Your task is to copy each line that has the word "薄壁组织".

Records
* START *
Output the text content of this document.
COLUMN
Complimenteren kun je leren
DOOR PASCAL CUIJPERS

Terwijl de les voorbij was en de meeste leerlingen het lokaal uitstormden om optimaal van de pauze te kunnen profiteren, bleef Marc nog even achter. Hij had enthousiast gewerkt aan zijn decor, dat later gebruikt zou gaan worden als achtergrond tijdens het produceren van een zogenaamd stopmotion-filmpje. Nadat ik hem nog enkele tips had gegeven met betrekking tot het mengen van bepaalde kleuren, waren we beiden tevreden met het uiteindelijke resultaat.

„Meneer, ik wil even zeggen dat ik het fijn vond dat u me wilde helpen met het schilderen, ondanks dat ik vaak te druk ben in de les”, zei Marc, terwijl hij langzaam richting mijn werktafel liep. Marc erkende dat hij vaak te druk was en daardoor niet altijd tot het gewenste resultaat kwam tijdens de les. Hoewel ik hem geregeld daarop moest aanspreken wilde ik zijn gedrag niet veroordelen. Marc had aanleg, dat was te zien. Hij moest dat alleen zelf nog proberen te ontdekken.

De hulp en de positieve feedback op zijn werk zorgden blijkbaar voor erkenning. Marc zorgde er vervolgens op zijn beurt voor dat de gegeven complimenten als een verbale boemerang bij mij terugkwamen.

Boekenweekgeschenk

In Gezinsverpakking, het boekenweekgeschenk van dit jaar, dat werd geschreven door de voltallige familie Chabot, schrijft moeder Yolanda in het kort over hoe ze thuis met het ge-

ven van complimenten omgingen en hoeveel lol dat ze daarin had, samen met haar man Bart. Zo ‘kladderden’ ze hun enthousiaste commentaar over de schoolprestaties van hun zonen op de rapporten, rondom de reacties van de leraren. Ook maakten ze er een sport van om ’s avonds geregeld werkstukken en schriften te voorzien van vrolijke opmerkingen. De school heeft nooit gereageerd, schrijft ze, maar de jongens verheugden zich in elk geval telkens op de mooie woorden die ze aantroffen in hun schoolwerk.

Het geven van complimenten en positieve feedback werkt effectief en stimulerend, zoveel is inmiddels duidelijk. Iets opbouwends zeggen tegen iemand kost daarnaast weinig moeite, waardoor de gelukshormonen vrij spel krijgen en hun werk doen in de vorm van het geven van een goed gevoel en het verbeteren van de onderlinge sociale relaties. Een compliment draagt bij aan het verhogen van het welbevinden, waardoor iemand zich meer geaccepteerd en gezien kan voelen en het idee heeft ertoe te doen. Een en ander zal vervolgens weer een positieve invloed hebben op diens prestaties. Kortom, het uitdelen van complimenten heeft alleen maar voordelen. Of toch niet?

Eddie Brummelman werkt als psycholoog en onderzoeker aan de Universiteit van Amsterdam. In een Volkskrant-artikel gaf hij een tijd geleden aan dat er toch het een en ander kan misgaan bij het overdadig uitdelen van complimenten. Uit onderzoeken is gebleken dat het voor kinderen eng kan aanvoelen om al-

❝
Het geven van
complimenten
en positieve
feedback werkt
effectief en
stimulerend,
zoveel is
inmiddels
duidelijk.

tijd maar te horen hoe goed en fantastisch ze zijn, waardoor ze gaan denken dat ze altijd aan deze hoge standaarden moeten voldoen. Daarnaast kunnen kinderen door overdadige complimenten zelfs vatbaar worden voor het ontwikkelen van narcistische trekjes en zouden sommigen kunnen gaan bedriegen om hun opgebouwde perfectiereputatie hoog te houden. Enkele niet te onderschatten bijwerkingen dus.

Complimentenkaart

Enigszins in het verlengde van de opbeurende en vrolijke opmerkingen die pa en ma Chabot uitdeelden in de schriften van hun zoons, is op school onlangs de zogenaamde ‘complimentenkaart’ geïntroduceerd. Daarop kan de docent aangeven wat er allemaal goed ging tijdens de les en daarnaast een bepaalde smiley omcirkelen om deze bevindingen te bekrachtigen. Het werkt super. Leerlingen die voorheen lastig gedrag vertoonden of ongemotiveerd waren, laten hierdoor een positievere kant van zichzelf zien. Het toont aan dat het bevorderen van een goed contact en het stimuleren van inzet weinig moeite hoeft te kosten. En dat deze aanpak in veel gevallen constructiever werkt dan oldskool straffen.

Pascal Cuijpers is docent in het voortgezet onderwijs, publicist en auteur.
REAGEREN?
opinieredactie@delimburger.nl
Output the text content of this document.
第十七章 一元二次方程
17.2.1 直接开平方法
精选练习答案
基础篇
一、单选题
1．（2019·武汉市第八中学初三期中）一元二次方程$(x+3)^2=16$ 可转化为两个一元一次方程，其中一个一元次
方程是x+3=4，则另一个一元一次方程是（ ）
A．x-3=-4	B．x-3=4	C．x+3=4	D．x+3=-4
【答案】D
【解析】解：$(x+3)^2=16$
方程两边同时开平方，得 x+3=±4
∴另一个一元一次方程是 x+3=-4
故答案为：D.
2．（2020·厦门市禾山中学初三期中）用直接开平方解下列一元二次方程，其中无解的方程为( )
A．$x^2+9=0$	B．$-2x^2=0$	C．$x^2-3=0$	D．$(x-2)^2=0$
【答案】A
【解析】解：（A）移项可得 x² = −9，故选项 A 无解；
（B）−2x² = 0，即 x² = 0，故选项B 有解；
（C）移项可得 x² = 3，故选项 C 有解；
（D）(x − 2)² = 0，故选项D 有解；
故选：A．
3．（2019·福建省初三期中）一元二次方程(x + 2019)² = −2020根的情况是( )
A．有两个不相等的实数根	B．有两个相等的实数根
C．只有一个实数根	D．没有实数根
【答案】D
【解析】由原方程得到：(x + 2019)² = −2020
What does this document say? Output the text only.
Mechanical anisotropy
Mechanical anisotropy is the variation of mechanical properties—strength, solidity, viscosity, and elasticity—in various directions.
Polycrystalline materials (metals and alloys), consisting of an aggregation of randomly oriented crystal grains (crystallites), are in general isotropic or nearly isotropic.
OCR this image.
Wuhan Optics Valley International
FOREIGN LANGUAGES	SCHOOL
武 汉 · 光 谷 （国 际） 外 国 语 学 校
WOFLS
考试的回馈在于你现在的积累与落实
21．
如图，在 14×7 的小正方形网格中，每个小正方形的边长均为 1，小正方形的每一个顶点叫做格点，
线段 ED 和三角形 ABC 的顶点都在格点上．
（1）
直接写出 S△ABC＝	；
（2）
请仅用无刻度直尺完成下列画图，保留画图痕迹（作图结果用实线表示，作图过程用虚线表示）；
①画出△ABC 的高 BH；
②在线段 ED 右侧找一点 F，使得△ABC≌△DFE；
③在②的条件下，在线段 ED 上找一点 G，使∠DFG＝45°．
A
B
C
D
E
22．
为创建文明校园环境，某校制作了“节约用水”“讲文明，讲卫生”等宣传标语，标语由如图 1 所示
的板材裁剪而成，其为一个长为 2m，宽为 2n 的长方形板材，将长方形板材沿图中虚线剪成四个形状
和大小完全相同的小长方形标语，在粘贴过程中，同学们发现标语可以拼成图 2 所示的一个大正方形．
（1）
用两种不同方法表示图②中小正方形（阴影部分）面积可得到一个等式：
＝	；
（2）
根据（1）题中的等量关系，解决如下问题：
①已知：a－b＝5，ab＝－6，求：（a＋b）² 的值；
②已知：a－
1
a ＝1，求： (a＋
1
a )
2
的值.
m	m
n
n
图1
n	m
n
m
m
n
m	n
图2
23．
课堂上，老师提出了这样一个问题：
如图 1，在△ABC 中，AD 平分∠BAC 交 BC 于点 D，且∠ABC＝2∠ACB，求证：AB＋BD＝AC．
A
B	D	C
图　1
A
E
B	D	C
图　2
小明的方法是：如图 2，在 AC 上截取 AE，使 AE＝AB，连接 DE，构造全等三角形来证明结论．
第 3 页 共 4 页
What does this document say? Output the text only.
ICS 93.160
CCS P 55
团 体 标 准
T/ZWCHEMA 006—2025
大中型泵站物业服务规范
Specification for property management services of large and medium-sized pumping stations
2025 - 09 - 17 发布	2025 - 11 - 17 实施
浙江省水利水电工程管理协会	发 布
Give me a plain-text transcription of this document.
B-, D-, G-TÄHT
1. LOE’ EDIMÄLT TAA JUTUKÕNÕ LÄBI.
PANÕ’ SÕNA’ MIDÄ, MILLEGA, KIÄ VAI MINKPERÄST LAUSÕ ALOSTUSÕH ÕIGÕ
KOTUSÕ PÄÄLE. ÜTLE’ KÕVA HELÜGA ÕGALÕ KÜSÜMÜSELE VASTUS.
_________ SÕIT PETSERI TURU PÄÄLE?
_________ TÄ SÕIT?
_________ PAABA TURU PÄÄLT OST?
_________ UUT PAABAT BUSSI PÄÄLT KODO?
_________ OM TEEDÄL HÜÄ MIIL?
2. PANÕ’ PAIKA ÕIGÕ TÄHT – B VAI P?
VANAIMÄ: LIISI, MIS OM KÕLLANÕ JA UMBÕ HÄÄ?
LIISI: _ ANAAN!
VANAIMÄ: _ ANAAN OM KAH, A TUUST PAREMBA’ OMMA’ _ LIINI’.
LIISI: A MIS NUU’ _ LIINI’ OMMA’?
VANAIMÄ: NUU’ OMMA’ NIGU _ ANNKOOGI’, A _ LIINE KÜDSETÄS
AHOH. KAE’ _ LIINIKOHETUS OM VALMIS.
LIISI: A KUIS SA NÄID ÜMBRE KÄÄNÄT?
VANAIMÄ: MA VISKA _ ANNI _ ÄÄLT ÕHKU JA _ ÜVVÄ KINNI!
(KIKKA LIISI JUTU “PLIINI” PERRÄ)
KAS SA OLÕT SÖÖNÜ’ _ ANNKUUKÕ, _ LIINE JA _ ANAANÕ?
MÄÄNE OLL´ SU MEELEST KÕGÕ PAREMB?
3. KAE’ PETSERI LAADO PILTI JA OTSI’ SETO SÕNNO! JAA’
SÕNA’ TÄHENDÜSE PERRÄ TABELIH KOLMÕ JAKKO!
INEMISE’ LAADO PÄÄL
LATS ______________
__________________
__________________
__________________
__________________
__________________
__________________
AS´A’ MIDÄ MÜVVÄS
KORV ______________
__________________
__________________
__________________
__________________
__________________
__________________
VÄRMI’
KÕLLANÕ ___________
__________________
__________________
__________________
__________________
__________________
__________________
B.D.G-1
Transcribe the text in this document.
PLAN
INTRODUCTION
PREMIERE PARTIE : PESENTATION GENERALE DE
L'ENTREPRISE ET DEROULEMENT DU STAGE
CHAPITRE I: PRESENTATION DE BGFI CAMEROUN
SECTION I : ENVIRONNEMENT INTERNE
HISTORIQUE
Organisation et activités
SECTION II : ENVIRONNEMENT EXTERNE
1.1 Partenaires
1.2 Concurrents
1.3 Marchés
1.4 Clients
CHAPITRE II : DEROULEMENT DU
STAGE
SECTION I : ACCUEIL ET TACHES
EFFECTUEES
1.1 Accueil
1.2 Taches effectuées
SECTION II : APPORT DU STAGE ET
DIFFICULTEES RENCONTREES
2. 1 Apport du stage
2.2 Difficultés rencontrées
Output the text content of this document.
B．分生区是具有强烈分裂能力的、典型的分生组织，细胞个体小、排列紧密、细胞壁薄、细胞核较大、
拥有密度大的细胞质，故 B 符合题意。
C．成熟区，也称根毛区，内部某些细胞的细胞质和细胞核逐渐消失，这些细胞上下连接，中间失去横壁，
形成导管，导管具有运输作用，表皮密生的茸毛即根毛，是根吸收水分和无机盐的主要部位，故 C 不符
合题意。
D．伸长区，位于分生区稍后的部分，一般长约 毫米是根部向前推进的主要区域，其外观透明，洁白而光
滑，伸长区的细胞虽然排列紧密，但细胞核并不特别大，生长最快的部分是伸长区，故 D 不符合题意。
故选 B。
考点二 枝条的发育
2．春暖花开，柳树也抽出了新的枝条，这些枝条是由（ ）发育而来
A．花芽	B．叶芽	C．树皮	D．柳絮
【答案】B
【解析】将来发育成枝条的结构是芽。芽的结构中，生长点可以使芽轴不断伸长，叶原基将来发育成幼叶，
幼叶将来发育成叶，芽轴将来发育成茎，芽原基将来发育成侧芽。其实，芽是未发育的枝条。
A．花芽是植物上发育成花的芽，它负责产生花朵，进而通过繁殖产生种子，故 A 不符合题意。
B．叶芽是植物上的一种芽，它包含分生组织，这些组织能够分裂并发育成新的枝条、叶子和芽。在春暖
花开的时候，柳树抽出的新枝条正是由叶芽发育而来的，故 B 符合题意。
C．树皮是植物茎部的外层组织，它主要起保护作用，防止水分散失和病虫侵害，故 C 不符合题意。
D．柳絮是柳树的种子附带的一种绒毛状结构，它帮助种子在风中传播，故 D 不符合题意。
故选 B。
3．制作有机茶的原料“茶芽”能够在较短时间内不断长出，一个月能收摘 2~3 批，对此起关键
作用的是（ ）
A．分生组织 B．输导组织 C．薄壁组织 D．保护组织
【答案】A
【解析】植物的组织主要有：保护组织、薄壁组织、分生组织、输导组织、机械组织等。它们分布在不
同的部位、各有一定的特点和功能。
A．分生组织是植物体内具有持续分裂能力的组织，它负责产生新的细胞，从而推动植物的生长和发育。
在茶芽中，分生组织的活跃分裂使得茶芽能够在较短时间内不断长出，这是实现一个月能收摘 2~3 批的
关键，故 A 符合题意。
* END *
- [Solution for this problem]:
A．分生组织 B．输导组织 C．薄壁组织 D．保护组织
【解析】植物的组织主要有：保护组织、薄壁组织、分生组织、输导组织、机械组织等。它们分布在不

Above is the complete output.